Every entry below should be transcribed exactly; pictures stay out of the copy.

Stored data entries
┄┄┄┄┄┄

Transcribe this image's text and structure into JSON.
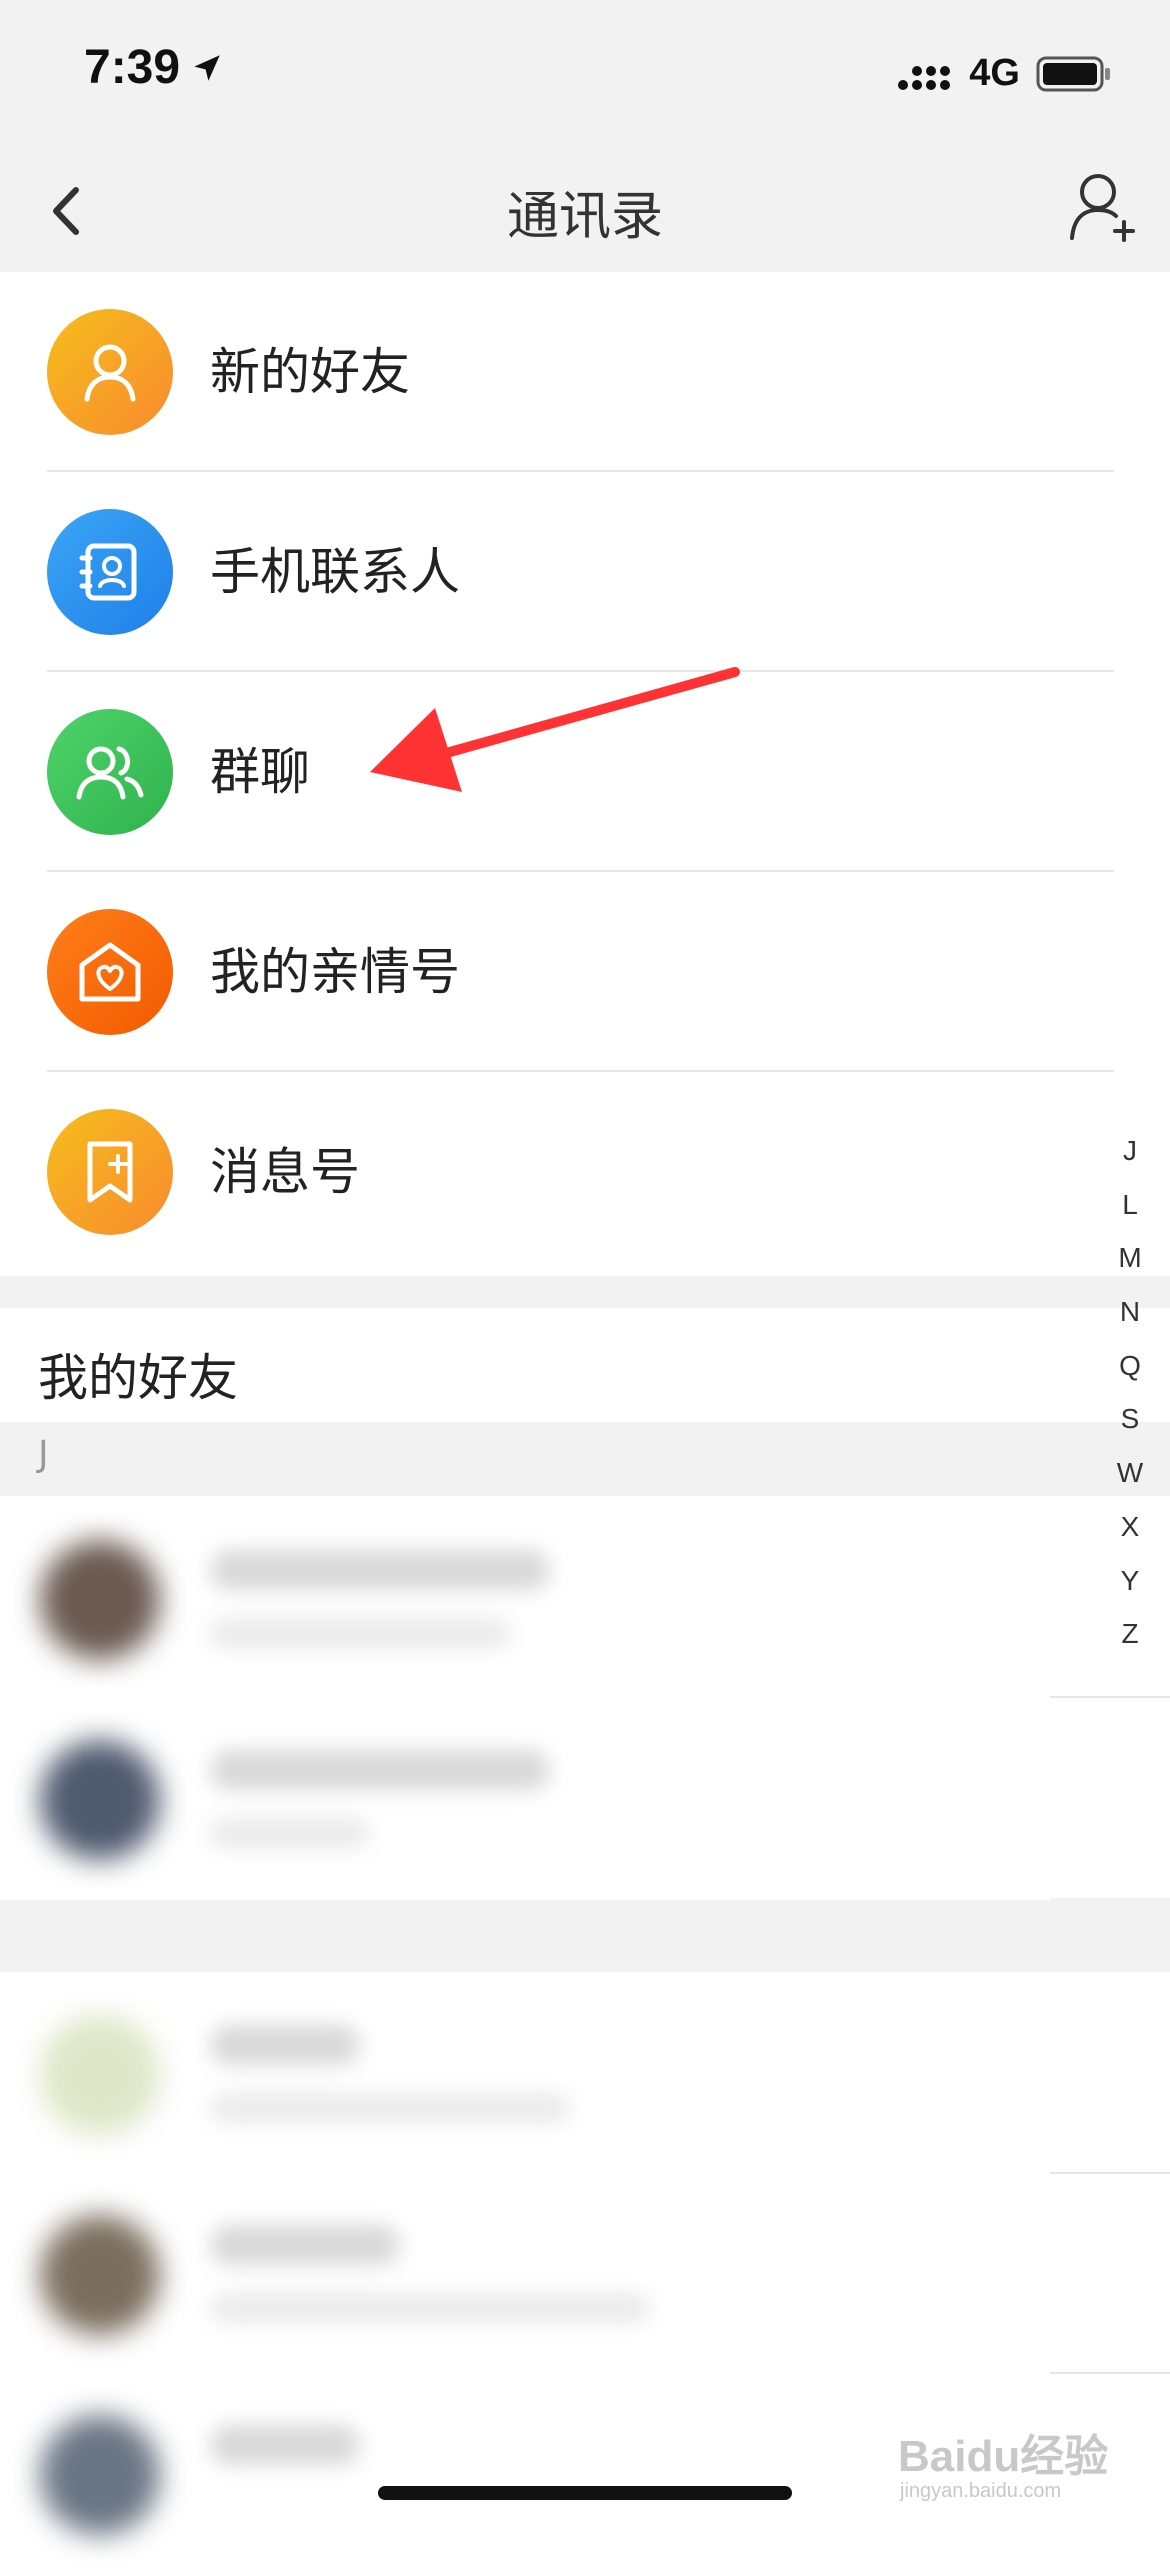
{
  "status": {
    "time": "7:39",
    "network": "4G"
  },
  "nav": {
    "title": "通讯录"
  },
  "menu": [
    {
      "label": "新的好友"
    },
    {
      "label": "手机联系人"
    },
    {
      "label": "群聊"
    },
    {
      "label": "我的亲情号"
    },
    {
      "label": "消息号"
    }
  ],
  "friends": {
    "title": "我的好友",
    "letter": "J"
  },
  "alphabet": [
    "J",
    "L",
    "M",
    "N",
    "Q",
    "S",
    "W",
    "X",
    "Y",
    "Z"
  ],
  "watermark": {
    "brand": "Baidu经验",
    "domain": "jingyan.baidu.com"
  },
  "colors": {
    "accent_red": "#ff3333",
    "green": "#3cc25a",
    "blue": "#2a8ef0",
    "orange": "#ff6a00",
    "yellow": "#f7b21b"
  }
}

┄┄┄┄┄┄

## Answer for the task
Transcribe this image's text and structure into JSON.
{
  "status": {
    "time": "7:39",
    "network": "4G"
  },
  "nav": {
    "title": "通讯录"
  },
  "menu": [
    {
      "label": "新的好友"
    },
    {
      "label": "手机联系人"
    },
    {
      "label": "群聊"
    },
    {
      "label": "我的亲情号"
    },
    {
      "label": "消息号"
    }
  ],
  "friends": {
    "title": "我的好友",
    "letter": "J"
  },
  "alphabet": [
    "J",
    "L",
    "M",
    "N",
    "Q",
    "S",
    "W",
    "X",
    "Y",
    "Z"
  ],
  "watermark": {
    "brand": "Baidu经验",
    "domain": "jingyan.baidu.com"
  },
  "colors": {
    "accent_red": "#ff3333",
    "green": "#3cc25a",
    "blue": "#2a8ef0",
    "orange": "#ff6a00",
    "yellow": "#f7b21b"
  }
}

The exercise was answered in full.